What to do — Among the entries below, find the lines with "name" and copy them.

[Stored data]
-=-=-

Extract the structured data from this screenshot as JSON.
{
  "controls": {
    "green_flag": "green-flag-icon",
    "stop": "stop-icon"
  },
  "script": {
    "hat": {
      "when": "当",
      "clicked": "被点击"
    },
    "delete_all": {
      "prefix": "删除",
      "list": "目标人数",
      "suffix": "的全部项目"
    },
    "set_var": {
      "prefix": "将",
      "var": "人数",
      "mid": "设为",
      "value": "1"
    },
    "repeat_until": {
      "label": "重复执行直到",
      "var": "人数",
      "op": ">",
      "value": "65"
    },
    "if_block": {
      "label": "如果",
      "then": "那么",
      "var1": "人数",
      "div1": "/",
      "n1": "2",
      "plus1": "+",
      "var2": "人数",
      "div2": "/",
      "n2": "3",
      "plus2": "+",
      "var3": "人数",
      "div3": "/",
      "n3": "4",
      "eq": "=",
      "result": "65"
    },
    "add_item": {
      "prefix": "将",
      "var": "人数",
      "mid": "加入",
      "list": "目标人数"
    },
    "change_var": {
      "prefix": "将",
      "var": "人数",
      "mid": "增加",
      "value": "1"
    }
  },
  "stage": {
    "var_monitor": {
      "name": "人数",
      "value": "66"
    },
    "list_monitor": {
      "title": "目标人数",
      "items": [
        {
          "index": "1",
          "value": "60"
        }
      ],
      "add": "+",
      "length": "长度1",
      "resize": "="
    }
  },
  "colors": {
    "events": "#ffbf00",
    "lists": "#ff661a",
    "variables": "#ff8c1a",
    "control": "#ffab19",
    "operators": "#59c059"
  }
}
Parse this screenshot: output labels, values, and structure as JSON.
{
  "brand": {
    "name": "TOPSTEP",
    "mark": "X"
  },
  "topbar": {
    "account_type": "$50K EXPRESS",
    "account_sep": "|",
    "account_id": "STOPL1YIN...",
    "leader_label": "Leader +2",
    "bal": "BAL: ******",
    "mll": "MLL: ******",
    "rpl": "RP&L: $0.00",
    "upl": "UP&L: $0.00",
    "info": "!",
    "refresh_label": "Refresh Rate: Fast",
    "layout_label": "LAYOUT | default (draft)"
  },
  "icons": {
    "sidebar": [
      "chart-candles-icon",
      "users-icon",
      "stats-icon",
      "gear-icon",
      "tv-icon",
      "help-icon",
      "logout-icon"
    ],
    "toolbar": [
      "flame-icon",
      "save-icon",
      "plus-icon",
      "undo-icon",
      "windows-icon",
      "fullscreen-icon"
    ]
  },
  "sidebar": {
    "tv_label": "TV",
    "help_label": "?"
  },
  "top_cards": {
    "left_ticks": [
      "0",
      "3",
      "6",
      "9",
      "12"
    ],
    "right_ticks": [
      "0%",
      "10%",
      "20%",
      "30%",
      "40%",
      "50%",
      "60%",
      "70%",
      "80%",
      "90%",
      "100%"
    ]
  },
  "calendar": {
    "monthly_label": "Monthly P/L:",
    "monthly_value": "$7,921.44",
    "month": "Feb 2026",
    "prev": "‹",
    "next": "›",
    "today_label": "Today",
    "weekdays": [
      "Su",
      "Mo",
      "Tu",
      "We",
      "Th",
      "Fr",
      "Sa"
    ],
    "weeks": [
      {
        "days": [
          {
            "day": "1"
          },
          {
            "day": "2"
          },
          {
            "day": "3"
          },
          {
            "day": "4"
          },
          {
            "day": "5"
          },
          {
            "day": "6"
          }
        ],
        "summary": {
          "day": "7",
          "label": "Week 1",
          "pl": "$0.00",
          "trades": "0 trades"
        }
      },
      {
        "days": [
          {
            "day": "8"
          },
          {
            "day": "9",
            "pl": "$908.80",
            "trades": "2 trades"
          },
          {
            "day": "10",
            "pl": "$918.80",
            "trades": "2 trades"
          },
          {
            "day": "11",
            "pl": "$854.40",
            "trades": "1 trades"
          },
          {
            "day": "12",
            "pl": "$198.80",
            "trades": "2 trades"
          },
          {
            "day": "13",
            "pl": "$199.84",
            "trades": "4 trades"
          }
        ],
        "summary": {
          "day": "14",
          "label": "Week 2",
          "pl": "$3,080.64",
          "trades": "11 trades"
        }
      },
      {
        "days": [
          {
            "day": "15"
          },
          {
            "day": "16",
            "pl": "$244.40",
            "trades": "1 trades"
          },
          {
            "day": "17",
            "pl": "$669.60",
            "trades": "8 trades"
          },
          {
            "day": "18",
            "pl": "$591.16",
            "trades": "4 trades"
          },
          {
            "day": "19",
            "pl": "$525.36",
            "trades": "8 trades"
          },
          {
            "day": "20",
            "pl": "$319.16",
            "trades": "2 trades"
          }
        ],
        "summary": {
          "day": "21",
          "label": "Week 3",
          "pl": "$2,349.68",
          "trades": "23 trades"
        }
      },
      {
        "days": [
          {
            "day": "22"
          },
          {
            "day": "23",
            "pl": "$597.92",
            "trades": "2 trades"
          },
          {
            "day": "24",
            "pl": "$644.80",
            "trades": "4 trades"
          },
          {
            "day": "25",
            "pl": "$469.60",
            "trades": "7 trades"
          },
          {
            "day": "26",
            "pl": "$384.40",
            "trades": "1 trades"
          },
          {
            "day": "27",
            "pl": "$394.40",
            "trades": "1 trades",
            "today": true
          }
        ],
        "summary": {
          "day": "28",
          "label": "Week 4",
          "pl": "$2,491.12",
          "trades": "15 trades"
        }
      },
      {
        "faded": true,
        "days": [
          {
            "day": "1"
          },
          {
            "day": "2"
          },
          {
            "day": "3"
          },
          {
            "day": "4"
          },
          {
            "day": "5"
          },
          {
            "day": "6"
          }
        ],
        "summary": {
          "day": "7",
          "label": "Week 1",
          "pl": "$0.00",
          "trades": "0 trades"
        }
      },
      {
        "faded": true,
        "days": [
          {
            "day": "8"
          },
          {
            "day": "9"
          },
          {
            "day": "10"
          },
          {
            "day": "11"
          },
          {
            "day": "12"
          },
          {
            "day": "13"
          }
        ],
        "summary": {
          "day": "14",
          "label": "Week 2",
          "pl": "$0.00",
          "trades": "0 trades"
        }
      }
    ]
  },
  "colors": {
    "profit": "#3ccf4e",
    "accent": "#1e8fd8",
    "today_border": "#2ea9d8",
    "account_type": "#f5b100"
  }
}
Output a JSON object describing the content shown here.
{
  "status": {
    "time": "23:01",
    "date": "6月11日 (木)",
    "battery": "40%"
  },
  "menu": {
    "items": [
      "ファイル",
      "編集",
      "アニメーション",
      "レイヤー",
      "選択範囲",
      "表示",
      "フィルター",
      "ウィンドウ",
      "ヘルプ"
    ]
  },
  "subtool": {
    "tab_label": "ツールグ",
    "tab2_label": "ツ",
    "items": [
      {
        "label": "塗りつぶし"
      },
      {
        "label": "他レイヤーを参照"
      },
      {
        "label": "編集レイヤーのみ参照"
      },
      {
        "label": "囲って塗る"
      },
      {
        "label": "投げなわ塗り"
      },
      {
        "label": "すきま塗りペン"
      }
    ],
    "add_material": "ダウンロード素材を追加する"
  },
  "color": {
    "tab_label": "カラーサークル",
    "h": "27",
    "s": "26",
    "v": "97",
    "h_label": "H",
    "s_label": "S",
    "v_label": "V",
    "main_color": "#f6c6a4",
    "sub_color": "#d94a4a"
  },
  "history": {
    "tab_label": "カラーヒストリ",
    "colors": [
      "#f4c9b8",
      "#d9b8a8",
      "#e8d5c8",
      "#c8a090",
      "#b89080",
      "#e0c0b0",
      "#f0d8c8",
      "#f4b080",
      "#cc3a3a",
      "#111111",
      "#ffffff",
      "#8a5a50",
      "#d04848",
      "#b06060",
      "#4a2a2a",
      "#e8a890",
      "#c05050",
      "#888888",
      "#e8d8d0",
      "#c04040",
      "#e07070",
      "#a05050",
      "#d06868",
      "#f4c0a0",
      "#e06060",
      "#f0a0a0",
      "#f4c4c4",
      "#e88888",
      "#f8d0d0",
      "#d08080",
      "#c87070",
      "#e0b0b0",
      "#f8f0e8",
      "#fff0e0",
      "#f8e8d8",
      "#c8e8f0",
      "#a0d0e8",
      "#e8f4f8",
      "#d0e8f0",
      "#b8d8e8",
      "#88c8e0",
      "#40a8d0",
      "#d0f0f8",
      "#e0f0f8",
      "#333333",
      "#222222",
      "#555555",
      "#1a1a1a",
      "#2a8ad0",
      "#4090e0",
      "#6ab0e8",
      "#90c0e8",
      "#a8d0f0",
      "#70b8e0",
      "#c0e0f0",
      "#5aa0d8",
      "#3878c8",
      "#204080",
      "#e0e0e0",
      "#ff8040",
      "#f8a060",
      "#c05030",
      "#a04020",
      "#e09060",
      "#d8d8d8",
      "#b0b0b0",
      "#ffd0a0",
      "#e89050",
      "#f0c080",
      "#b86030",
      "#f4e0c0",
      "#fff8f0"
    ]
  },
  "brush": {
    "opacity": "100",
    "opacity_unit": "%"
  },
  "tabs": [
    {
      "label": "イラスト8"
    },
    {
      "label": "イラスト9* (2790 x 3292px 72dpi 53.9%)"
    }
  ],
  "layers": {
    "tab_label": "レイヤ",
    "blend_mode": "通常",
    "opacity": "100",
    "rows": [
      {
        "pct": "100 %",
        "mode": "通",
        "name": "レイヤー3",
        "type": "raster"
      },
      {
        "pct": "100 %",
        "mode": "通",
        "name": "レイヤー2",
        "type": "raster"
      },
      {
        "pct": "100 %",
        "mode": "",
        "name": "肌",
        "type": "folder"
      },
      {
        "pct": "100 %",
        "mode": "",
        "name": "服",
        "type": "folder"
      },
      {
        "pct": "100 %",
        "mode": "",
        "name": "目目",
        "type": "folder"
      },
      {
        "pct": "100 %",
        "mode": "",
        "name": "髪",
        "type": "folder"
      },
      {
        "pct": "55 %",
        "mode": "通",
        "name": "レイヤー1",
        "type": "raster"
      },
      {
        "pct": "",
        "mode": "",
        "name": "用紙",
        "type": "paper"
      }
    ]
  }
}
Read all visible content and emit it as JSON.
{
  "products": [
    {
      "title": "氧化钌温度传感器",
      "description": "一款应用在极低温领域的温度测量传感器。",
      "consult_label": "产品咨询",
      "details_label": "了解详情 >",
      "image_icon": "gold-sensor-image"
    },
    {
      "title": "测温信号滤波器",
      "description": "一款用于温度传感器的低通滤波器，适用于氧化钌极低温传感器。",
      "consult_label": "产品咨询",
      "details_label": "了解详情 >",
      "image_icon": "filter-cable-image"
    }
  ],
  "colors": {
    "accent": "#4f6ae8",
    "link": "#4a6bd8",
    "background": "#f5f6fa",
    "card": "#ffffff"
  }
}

-=-=-

Solution to this task —
      "name": "人数",
    "name": "TOPSTEP",
        "name": "レイヤー3",
        "name": "レイヤー2",
        "name": "肌",
        "name": "服",
        "name": "目目",
        "name": "髪",
        "name": "レイヤー1",
        "name": "用紙",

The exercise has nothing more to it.